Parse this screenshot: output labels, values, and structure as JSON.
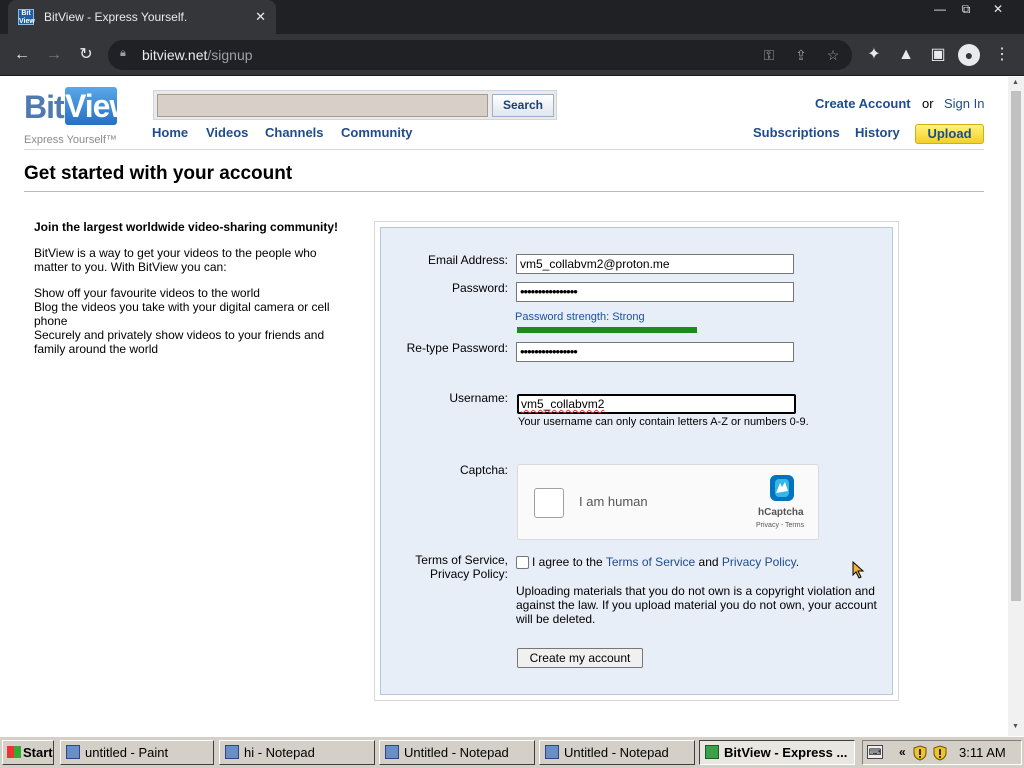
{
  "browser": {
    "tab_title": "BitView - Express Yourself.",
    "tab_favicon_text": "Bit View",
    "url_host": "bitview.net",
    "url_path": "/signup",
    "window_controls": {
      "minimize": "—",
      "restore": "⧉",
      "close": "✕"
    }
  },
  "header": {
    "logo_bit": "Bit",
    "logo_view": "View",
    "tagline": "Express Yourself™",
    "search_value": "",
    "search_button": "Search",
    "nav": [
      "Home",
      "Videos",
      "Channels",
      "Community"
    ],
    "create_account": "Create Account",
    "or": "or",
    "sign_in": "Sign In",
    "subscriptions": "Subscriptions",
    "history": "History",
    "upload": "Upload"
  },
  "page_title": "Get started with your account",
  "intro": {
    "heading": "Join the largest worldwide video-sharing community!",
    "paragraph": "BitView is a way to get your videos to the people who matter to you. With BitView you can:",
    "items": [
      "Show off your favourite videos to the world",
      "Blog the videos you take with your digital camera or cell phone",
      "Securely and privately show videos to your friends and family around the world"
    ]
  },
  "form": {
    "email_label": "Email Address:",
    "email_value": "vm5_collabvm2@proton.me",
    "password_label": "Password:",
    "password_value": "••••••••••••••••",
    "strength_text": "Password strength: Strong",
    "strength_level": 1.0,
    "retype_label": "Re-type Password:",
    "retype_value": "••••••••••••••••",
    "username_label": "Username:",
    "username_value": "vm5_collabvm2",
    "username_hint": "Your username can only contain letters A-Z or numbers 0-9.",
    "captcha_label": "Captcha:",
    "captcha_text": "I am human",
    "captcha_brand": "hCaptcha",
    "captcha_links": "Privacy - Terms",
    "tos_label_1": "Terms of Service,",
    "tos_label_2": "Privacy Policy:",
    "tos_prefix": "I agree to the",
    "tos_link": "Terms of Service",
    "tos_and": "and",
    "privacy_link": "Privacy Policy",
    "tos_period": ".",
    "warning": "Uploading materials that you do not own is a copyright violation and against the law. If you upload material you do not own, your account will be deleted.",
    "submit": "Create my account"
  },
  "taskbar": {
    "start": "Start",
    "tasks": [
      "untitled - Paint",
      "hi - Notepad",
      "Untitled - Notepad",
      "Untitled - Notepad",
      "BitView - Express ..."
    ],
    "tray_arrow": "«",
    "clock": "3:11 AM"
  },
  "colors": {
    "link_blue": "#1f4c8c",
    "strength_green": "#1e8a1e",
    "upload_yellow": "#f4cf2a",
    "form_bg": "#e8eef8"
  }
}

==

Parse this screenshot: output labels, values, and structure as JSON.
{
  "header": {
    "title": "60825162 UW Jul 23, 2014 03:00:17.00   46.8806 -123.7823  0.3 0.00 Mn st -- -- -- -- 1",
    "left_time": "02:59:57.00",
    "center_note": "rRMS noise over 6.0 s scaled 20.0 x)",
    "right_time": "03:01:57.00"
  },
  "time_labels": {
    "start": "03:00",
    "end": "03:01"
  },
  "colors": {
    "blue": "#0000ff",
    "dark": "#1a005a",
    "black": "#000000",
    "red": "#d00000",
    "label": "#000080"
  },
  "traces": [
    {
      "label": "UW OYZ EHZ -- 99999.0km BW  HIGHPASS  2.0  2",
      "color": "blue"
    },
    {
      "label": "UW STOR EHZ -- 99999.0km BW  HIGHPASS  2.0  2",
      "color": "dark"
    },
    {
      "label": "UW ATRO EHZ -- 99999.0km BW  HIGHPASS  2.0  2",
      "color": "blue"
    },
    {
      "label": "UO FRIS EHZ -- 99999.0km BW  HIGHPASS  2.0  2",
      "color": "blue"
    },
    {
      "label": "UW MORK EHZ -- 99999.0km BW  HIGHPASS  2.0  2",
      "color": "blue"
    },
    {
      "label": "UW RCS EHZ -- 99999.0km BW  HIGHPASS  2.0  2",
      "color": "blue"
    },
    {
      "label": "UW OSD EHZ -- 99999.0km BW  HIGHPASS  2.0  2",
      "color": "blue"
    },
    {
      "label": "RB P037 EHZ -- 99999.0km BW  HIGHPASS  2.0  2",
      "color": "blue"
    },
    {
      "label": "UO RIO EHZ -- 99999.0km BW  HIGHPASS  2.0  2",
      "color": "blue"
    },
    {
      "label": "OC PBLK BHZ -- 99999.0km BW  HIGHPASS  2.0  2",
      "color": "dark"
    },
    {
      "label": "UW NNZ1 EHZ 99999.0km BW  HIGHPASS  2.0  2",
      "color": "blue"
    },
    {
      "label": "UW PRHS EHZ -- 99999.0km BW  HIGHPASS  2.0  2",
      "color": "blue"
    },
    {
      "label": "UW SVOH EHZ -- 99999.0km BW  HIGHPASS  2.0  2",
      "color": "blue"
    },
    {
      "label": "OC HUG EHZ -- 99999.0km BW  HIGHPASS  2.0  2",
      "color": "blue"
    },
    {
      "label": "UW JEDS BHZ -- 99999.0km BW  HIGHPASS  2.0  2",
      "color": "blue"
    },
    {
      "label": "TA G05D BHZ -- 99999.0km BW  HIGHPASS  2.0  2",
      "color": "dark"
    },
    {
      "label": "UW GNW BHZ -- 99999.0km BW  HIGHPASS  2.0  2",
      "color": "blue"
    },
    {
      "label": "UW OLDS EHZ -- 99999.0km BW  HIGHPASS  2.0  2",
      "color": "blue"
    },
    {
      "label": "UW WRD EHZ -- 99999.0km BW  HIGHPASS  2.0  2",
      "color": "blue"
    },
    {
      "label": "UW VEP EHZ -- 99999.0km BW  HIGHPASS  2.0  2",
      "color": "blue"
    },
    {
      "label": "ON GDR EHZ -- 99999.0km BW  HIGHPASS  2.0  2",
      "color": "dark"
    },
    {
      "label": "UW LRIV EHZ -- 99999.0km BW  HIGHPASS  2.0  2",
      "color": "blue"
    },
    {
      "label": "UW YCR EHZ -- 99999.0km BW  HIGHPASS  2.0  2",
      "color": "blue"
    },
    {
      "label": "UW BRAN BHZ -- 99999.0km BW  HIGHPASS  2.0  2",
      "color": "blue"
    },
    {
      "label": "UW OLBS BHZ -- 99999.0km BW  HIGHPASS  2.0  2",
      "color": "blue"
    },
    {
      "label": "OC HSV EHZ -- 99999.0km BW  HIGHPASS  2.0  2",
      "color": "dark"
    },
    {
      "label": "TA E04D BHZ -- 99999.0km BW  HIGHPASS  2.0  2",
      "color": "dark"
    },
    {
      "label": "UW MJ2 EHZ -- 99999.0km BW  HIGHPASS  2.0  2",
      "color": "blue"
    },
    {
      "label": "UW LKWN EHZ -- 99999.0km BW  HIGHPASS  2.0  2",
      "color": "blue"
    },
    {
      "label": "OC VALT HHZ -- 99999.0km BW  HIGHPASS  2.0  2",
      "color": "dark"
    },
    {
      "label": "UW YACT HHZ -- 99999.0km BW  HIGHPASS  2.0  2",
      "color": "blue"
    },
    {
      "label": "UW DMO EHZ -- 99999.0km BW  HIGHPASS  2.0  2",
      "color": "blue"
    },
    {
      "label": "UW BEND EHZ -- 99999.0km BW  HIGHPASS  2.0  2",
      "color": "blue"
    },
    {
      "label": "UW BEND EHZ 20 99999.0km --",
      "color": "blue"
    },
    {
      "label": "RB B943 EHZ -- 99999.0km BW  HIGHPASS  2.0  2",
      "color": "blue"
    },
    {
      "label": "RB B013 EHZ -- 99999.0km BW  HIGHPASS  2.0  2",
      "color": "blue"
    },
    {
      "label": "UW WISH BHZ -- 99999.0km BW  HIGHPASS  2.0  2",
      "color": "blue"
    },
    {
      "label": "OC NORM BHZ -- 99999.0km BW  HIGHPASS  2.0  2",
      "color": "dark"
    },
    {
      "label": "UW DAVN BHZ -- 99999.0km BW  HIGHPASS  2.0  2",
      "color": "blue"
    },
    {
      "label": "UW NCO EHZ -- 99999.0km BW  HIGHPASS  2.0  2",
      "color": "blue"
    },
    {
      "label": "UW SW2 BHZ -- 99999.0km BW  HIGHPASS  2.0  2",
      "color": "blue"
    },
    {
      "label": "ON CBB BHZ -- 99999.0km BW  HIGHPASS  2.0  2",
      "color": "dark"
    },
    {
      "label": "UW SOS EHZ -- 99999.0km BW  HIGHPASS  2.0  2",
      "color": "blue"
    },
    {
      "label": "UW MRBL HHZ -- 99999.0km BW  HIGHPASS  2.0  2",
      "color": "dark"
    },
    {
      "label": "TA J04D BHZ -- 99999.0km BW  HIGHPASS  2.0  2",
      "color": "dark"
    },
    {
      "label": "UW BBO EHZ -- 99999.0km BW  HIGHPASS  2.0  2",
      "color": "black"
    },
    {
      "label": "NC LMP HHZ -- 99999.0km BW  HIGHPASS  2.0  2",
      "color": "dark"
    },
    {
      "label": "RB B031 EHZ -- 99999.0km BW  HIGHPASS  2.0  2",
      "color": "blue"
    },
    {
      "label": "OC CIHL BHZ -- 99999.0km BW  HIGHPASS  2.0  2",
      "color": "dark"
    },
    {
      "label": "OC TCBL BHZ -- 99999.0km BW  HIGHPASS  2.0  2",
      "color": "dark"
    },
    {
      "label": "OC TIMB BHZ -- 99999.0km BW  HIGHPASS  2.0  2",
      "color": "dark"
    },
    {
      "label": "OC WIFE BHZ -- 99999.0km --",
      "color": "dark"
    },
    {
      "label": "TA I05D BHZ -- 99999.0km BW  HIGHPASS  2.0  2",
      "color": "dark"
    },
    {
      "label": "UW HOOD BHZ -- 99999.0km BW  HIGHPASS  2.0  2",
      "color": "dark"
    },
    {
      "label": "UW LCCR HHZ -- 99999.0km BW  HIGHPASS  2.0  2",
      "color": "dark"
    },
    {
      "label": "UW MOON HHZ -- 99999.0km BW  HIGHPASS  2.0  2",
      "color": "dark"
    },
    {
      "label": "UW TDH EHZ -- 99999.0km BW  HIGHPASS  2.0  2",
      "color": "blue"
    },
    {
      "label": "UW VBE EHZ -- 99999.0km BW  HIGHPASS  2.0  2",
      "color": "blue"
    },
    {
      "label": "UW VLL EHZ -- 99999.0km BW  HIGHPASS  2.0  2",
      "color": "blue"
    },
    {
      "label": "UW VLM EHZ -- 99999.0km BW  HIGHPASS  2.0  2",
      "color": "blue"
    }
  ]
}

(TASK) Look through the entries above and list every line containing "Terms".

(OUTPUT FOR THIS EXERCISE)
    "captcha_links": "Privacy - Terms",
    "tos_label_1": "Terms of Service,",
    "tos_link": "Terms of Service",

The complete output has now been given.